**LISTED ENTRIES**
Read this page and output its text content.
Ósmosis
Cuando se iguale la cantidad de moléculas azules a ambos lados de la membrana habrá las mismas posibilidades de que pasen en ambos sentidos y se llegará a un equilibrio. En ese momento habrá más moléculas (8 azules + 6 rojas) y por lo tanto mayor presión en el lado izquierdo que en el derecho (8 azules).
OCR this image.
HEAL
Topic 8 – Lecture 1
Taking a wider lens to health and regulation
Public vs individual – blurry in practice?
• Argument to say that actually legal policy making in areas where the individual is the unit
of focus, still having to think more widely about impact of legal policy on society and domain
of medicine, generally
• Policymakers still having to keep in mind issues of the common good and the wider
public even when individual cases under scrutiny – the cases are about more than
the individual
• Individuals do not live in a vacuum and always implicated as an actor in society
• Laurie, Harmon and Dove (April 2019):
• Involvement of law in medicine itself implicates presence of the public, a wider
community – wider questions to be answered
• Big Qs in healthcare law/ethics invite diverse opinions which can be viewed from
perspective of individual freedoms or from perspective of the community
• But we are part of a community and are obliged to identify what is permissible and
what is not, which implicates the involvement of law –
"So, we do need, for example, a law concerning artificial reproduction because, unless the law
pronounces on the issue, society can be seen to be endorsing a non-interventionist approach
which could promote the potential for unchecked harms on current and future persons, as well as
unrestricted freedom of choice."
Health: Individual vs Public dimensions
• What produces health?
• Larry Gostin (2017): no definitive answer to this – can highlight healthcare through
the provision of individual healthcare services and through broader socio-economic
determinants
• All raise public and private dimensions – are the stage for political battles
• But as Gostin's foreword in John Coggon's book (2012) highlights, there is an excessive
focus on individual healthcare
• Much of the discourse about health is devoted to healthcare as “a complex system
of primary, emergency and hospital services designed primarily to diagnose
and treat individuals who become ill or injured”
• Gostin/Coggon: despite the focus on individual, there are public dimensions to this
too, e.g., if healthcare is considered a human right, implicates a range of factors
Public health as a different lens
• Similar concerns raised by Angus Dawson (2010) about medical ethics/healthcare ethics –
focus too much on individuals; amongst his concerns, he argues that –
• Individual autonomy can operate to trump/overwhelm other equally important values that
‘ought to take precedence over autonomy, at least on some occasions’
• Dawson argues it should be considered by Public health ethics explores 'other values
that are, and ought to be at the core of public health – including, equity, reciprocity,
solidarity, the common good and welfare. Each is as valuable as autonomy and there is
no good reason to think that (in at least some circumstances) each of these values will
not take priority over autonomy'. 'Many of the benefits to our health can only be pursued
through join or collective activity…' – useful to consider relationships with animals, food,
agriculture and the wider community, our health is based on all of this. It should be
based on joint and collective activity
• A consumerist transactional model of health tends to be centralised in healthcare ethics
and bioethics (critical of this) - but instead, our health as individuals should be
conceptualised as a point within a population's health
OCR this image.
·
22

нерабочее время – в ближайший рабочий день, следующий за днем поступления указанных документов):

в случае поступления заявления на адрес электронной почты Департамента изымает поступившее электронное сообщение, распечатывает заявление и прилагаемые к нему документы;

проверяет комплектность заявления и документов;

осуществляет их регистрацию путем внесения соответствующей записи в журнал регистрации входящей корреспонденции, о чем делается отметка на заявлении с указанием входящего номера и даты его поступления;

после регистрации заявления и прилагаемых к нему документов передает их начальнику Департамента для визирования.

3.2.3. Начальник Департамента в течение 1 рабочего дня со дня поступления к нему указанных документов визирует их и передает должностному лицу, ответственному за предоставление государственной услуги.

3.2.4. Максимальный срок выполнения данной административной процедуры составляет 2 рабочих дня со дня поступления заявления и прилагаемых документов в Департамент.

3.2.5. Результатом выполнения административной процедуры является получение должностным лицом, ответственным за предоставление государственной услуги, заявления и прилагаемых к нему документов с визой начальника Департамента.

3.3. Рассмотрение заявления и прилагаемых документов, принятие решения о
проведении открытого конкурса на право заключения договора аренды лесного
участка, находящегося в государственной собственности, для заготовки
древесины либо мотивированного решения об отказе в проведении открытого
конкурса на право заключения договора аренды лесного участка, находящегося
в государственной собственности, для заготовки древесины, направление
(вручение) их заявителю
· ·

**WHAT THE TASK REQUIRES**
Nothing should be changed: write out all of the data as is.

**RESPONSE TO THE EXERCISE**
Read this page and output its text content.
Ósmosis
Cuando se iguale la cantidad de moléculas azules a ambos lados de la membrana habrá las mismas posibilidades de que pasen en ambos sentidos y se llegará a un equilibrio. En ese momento habrá más moléculas (8 azules + 6 rojas) y por lo tanto mayor presión en el lado izquierdo que en el derecho (8 azules).
OCR this image.
HEAL
Topic 8 – Lecture 1
Taking a wider lens to health and regulation
Public vs individual – blurry in practice?
• Argument to say that actually legal policy making in areas where the individual is the unit
of focus, still having to think more widely about impact of legal policy on society and domain
of medicine, generally
• Policymakers still having to keep in mind issues of the common good and the wider
public even when individual cases under scrutiny – the cases are about more than
the individual
• Individuals do not live in a vacuum and always implicated as an actor in society
• Laurie, Harmon and Dove (April 2019):
• Involvement of law in medicine itself implicates presence of the public, a wider
community – wider questions to be answered
• Big Qs in healthcare law/ethics invite diverse opinions which can be viewed from
perspective of individual freedoms or from perspective of the community
• But we are part of a community and are obliged to identify what is permissible and
what is not, which implicates the involvement of law –
"So, we do need, for example, a law concerning artificial reproduction because, unless the law
pronounces on the issue, society can be seen to be endorsing a non-interventionist approach
which could promote the potential for unchecked harms on current and future persons, as well as
unrestricted freedom of choice."
Health: Individual vs Public dimensions
• What produces health?
• Larry Gostin (2017): no definitive answer to this – can highlight healthcare through
the provision of individual healthcare services and through broader socio-economic
determinants
• All raise public and private dimensions – are the stage for political battles
• But as Gostin's foreword in John Coggon's book (2012) highlights, there is an excessive
focus on individual healthcare
• Much of the discourse about health is devoted to healthcare as “a complex system
of primary, emergency and hospital services designed primarily to diagnose
and treat individuals who become ill or injured”
• Gostin/Coggon: despite the focus on individual, there are public dimensions to this
too, e.g., if healthcare is considered a human right, implicates a range of factors
Public health as a different lens
• Similar concerns raised by Angus Dawson (2010) about medical ethics/healthcare ethics –
focus too much on individuals; amongst his concerns, he argues that –
• Individual autonomy can operate to trump/overwhelm other equally important values that
‘ought to take precedence over autonomy, at least on some occasions’
• Dawson argues it should be considered by Public health ethics explores 'other values
that are, and ought to be at the core of public health – including, equity, reciprocity,
solidarity, the common good and welfare. Each is as valuable as autonomy and there is
no good reason to think that (in at least some circumstances) each of these values will
not take priority over autonomy'. 'Many of the benefits to our health can only be pursued
through join or collective activity…' – useful to consider relationships with animals, food,
agriculture and the wider community, our health is based on all of this. It should be
based on joint and collective activity
• A consumerist transactional model of health tends to be centralised in healthcare ethics
and bioethics (critical of this) - but instead, our health as individuals should be
conceptualised as a point within a population's health
OCR this image.
·
22

нерабочее время – в ближайший рабочий день, следующий за днем поступления указанных документов):

в случае поступления заявления на адрес электронной почты Департамента изымает поступившее электронное сообщение, распечатывает заявление и прилагаемые к нему документы;

проверяет комплектность заявления и документов;

осуществляет их регистрацию путем внесения соответствующей записи в журнал регистрации входящей корреспонденции, о чем делается отметка на заявлении с указанием входящего номера и даты его поступления;

после регистрации заявления и прилагаемых к нему документов передает их начальнику Департамента для визирования.

3.2.3. Начальник Департамента в течение 1 рабочего дня со дня поступления к нему указанных документов визирует их и передает должностному лицу, ответственному за предоставление государственной услуги.

3.2.4. Максимальный срок выполнения данной административной процедуры составляет 2 рабочих дня со дня поступления заявления и прилагаемых документов в Департамент.

3.2.5. Результатом выполнения административной процедуры является получение должностным лицом, ответственным за предоставление государственной услуги, заявления и прилагаемых к нему документов с визой начальника Департамента.

3.3. Рассмотрение заявления и прилагаемых документов, принятие решения о
проведении открытого конкурса на право заключения договора аренды лесного
участка, находящегося в государственной собственности, для заготовки
древесины либо мотивированного решения об отказе в проведении открытого
конкурса на право заключения договора аренды лесного участка, находящегося
в государственной собственности, для заготовки древесины, направление
(вручение) их заявителю
· ·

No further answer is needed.